**Provided records**
----

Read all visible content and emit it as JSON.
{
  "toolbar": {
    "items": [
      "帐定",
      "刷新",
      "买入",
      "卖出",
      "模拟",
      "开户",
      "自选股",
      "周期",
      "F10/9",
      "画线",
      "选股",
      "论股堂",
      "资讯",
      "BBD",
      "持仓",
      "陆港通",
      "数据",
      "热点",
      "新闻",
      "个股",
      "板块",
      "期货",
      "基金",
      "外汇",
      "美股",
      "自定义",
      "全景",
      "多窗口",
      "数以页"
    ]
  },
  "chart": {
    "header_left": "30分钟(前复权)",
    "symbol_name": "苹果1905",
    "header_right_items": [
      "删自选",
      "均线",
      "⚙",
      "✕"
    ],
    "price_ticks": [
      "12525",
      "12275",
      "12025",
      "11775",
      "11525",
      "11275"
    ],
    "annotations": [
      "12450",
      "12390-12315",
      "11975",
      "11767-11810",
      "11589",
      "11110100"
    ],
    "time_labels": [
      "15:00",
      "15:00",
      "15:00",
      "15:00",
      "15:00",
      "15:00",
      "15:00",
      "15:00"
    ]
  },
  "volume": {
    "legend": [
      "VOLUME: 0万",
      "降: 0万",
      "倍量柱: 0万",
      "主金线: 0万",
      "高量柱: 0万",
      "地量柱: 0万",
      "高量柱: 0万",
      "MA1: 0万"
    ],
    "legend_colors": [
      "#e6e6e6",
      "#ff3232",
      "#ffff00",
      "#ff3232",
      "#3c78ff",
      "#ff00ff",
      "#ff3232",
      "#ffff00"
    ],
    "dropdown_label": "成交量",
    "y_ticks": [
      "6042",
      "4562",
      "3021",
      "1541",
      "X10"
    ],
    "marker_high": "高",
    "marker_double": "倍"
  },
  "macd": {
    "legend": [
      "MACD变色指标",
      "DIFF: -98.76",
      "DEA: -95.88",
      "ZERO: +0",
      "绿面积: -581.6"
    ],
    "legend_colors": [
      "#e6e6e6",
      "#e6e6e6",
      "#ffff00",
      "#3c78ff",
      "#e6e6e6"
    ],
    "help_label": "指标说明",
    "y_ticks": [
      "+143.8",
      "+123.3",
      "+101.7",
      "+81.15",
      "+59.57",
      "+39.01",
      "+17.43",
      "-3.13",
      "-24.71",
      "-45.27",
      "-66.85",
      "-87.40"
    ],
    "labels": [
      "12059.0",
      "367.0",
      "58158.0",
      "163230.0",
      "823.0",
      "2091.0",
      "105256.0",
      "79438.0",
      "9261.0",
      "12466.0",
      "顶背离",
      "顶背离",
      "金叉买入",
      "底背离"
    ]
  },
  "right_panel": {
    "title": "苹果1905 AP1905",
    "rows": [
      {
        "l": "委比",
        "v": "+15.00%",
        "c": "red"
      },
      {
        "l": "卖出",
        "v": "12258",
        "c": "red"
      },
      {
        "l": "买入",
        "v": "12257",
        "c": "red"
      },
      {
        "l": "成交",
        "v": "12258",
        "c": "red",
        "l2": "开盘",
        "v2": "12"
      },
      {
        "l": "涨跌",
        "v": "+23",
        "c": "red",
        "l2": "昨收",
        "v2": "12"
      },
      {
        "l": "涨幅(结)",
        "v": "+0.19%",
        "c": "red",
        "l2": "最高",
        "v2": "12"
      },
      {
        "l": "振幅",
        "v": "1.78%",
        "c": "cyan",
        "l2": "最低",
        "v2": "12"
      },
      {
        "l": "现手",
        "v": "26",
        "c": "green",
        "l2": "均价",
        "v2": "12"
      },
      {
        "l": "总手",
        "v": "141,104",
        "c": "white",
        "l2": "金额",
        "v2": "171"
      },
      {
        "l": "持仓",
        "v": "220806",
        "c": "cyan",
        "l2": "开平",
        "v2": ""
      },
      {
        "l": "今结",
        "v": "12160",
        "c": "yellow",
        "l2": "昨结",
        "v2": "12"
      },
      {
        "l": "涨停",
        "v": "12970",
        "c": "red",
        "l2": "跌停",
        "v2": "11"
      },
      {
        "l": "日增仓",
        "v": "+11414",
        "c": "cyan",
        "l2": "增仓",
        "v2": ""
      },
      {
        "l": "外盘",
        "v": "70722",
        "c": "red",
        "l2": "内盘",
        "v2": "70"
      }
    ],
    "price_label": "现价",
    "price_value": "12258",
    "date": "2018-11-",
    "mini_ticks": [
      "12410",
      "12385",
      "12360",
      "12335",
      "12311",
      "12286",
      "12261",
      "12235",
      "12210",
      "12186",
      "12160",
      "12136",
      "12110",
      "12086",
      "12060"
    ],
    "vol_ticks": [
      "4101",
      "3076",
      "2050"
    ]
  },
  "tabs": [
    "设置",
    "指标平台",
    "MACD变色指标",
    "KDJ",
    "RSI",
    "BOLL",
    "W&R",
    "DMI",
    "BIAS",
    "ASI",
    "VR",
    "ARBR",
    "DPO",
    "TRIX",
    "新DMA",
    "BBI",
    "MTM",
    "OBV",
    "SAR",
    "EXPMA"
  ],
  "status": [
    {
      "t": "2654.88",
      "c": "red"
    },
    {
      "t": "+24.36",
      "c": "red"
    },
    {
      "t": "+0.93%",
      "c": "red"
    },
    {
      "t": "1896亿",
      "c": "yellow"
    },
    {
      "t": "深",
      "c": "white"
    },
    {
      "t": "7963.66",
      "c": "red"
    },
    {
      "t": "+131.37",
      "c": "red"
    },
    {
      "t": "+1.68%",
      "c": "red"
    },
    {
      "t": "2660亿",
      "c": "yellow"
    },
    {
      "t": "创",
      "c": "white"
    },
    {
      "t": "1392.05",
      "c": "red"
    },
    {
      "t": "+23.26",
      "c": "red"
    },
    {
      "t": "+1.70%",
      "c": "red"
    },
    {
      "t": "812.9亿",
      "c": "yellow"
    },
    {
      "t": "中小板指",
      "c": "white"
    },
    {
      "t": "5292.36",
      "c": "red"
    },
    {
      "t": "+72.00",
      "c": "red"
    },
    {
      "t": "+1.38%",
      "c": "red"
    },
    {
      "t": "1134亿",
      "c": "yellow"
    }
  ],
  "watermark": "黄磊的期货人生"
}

----

**Directions for this task**
Copy out the full set of records precisely, leaving nothing out.

**Exercise output**
Read all visible content and emit it as JSON.
{
  "toolbar": {
    "items": [
      "帐定",
      "刷新",
      "买入",
      "卖出",
      "模拟",
      "开户",
      "自选股",
      "周期",
      "F10/9",
      "画线",
      "选股",
      "论股堂",
      "资讯",
      "BBD",
      "持仓",
      "陆港通",
      "数据",
      "热点",
      "新闻",
      "个股",
      "板块",
      "期货",
      "基金",
      "外汇",
      "美股",
      "自定义",
      "全景",
      "多窗口",
      "数以页"
    ]
  },
  "chart": {
    "header_left": "30分钟(前复权)",
    "symbol_name": "苹果1905",
    "header_right_items": [
      "删自选",
      "均线",
      "⚙",
      "✕"
    ],
    "price_ticks": [
      "12525",
      "12275",
      "12025",
      "11775",
      "11525",
      "11275"
    ],
    "annotations": [
      "12450",
      "12390-12315",
      "11975",
      "11767-11810",
      "11589",
      "11110100"
    ],
    "time_labels": [
      "15:00",
      "15:00",
      "15:00",
      "15:00",
      "15:00",
      "15:00",
      "15:00",
      "15:00"
    ]
  },
  "volume": {
    "legend": [
      "VOLUME: 0万",
      "降: 0万",
      "倍量柱: 0万",
      "主金线: 0万",
      "高量柱: 0万",
      "地量柱: 0万",
      "高量柱: 0万",
      "MA1: 0万"
    ],
    "legend_colors": [
      "#e6e6e6",
      "#ff3232",
      "#ffff00",
      "#ff3232",
      "#3c78ff",
      "#ff00ff",
      "#ff3232",
      "#ffff00"
    ],
    "dropdown_label": "成交量",
    "y_ticks": [
      "6042",
      "4562",
      "3021",
      "1541",
      "X10"
    ],
    "marker_high": "高",
    "marker_double": "倍"
  },
  "macd": {
    "legend": [
      "MACD变色指标",
      "DIFF: -98.76",
      "DEA: -95.88",
      "ZERO: +0",
      "绿面积: -581.6"
    ],
    "legend_colors": [
      "#e6e6e6",
      "#e6e6e6",
      "#ffff00",
      "#3c78ff",
      "#e6e6e6"
    ],
    "help_label": "指标说明",
    "y_ticks": [
      "+143.8",
      "+123.3",
      "+101.7",
      "+81.15",
      "+59.57",
      "+39.01",
      "+17.43",
      "-3.13",
      "-24.71",
      "-45.27",
      "-66.85",
      "-87.40"
    ],
    "labels": [
      "12059.0",
      "367.0",
      "58158.0",
      "163230.0",
      "823.0",
      "2091.0",
      "105256.0",
      "79438.0",
      "9261.0",
      "12466.0",
      "顶背离",
      "顶背离",
      "金叉买入",
      "底背离"
    ]
  },
  "right_panel": {
    "title": "苹果1905 AP1905",
    "rows": [
      {
        "l": "委比",
        "v": "+15.00%",
        "c": "red"
      },
      {
        "l": "卖出",
        "v": "12258",
        "c": "red"
      },
      {
        "l": "买入",
        "v": "12257",
        "c": "red"
      },
      {
        "l": "成交",
        "v": "12258",
        "c": "red",
        "l2": "开盘",
        "v2": "12"
      },
      {
        "l": "涨跌",
        "v": "+23",
        "c": "red",
        "l2": "昨收",
        "v2": "12"
      },
      {
        "l": "涨幅(结)",
        "v": "+0.19%",
        "c": "red",
        "l2": "最高",
        "v2": "12"
      },
      {
        "l": "振幅",
        "v": "1.78%",
        "c": "cyan",
        "l2": "最低",
        "v2": "12"
      },
      {
        "l": "现手",
        "v": "26",
        "c": "green",
        "l2": "均价",
        "v2": "12"
      },
      {
        "l": "总手",
        "v": "141,104",
        "c": "white",
        "l2": "金额",
        "v2": "171"
      },
      {
        "l": "持仓",
        "v": "220806",
        "c": "cyan",
        "l2": "开平",
        "v2": ""
      },
      {
        "l": "今结",
        "v": "12160",
        "c": "yellow",
        "l2": "昨结",
        "v2": "12"
      },
      {
        "l": "涨停",
        "v": "12970",
        "c": "red",
        "l2": "跌停",
        "v2": "11"
      },
      {
        "l": "日增仓",
        "v": "+11414",
        "c": "cyan",
        "l2": "增仓",
        "v2": ""
      },
      {
        "l": "外盘",
        "v": "70722",
        "c": "red",
        "l2": "内盘",
        "v2": "70"
      }
    ],
    "price_label": "现价",
    "price_value": "12258",
    "date": "2018-11-",
    "mini_ticks": [
      "12410",
      "12385",
      "12360",
      "12335",
      "12311",
      "12286",
      "12261",
      "12235",
      "12210",
      "12186",
      "12160",
      "12136",
      "12110",
      "12086",
      "12060"
    ],
    "vol_ticks": [
      "4101",
      "3076",
      "2050"
    ]
  },
  "tabs": [
    "设置",
    "指标平台",
    "MACD变色指标",
    "KDJ",
    "RSI",
    "BOLL",
    "W&R",
    "DMI",
    "BIAS",
    "ASI",
    "VR",
    "ARBR",
    "DPO",
    "TRIX",
    "新DMA",
    "BBI",
    "MTM",
    "OBV",
    "SAR",
    "EXPMA"
  ],
  "status": [
    {
      "t": "2654.88",
      "c": "red"
    },
    {
      "t": "+24.36",
      "c": "red"
    },
    {
      "t": "+0.93%",
      "c": "red"
    },
    {
      "t": "1896亿",
      "c": "yellow"
    },
    {
      "t": "深",
      "c": "white"
    },
    {
      "t": "7963.66",
      "c": "red"
    },
    {
      "t": "+131.37",
      "c": "red"
    },
    {
      "t": "+1.68%",
      "c": "red"
    },
    {
      "t": "2660亿",
      "c": "yellow"
    },
    {
      "t": "创",
      "c": "white"
    },
    {
      "t": "1392.05",
      "c": "red"
    },
    {
      "t": "+23.26",
      "c": "red"
    },
    {
      "t": "+1.70%",
      "c": "red"
    },
    {
      "t": "812.9亿",
      "c": "yellow"
    },
    {
      "t": "中小板指",
      "c": "white"
    },
    {
      "t": "5292.36",
      "c": "red"
    },
    {
      "t": "+72.00",
      "c": "red"
    },
    {
      "t": "+1.38%",
      "c": "red"
    },
    {
      "t": "1134亿",
      "c": "yellow"
    }
  ],
  "watermark": "黄磊的期货人生"
}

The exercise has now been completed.